### SUPPLIED TEXT

- - - - - - -

Question

solve:

15x^4-28x^2=-5

Answer 1

\[\Huge x^2 (15 x^2-28) = -5 \]

Answer 2

(3x^2-5)(5x^2-5)=0
x^2=5/3 -----> x = sqrt(5/3) 0r x= -sqrt(4/3)
x^2=1 ----> x=1 or x=-1

Answer 3

15*x^4 -28*x^2 +5 = 0 =>
=> 15*x^4 -28*x^2 +5 = 0
=> 15*(x +1.291)*(x +0.447)*(x -0.447)*(x -1.291) = 0

Answer 4

\[15x^4 -28x^2 = -5\] What you should do is use substitution, then the quadratic formula, then substitute again.

Here we go:

Allow \[y=x^2\]

Now, substitute "y" in the equation by replacing instances of x^2 with "y". We will replace x^4 with y^2 because \[y^2 = (x^2)^2 = x^4\]

The equation now is
\[15y^2 - 28y =-5\] and rearrange this to get \[15y^2 -28y+5=0\] and we can now use the quadratic formula to solve for y because the equation is now of the form \[ax^2 + bx +c =0\]
Thus, \[y=\frac{-b \pm \sqrt{b^2 - 4*a*c}}{2a}\] and we have that \[a = 15\]\[b=28\]\[c=5\]
Once we have solved for "y" here, we can now solve for x by using the fact that \[y=x^2\] so \[x=\pm\sqrt{y}\]

- - - - - - -

### DATA RECORDS
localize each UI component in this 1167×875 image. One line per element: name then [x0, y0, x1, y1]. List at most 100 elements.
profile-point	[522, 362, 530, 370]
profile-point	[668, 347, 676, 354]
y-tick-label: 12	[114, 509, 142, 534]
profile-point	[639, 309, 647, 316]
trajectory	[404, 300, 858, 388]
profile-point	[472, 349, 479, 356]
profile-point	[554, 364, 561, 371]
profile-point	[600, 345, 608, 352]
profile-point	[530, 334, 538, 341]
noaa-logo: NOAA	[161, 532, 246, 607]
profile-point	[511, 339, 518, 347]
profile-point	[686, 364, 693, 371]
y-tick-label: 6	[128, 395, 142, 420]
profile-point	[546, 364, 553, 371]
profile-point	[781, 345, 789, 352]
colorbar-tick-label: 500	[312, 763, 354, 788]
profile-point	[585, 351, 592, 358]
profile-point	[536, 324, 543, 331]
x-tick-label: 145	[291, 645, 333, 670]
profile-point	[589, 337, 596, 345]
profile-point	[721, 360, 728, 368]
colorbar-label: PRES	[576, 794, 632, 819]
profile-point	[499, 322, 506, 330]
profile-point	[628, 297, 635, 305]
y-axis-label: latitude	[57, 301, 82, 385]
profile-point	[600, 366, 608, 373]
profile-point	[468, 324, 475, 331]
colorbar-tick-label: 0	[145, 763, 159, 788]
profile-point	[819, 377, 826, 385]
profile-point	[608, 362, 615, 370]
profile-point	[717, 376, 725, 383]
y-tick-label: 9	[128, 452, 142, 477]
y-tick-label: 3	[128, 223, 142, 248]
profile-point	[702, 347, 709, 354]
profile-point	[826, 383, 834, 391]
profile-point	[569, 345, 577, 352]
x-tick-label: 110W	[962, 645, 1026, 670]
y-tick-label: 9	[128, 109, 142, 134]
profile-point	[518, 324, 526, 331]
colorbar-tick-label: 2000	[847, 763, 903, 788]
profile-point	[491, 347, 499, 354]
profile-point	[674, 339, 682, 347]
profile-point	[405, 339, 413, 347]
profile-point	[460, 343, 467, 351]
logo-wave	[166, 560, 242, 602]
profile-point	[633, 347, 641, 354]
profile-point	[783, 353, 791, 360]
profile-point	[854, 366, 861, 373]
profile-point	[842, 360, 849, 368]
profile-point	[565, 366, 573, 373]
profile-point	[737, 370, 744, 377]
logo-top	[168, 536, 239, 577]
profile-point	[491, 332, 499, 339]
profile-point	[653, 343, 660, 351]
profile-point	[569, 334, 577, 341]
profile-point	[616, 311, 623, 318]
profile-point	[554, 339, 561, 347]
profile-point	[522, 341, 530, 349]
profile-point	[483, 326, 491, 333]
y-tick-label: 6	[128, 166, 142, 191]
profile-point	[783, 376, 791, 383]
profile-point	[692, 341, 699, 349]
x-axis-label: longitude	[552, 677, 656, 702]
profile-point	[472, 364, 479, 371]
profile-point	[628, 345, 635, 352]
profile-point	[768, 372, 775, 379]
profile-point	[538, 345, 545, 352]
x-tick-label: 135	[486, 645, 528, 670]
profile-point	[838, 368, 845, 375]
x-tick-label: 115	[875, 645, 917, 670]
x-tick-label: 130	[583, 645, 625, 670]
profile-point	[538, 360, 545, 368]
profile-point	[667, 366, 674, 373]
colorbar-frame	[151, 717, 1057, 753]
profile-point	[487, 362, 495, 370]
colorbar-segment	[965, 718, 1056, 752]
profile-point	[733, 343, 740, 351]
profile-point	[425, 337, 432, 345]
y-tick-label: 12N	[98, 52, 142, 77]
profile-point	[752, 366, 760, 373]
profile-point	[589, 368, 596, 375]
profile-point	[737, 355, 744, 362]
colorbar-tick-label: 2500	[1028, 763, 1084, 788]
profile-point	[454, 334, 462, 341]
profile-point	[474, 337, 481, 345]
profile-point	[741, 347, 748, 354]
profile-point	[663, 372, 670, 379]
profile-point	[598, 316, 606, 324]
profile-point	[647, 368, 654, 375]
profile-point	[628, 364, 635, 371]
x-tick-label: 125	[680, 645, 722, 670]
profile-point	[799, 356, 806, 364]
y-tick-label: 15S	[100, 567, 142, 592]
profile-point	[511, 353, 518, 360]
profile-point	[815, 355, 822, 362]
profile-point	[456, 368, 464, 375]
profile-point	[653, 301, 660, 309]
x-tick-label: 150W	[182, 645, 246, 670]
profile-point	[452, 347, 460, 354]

- - - - - - -

### REQUIRED WORK
Can you write out, word for word, everything in the thread on solving 15x^4-28x^2=-5 from "x^2=1 ----> x=1" down to "then substitute again."? None of the items matter here.

### RESPONSE TO THE EXERCISE
x^2=1 ----> x=1 or x=-1

Answer 3

15*x^4 -28*x^2 +5 = 0 =>
=> 15*x^4 -28*x^2 +5 = 0
=> 15*(x +1.291)*(x +0.447)*(x -0.447)*(x -1.291) = 0

Answer 4

\[15x^4 -28x^2 = -5\] What you should do is use substitution, then the quadratic formula, then substitute again.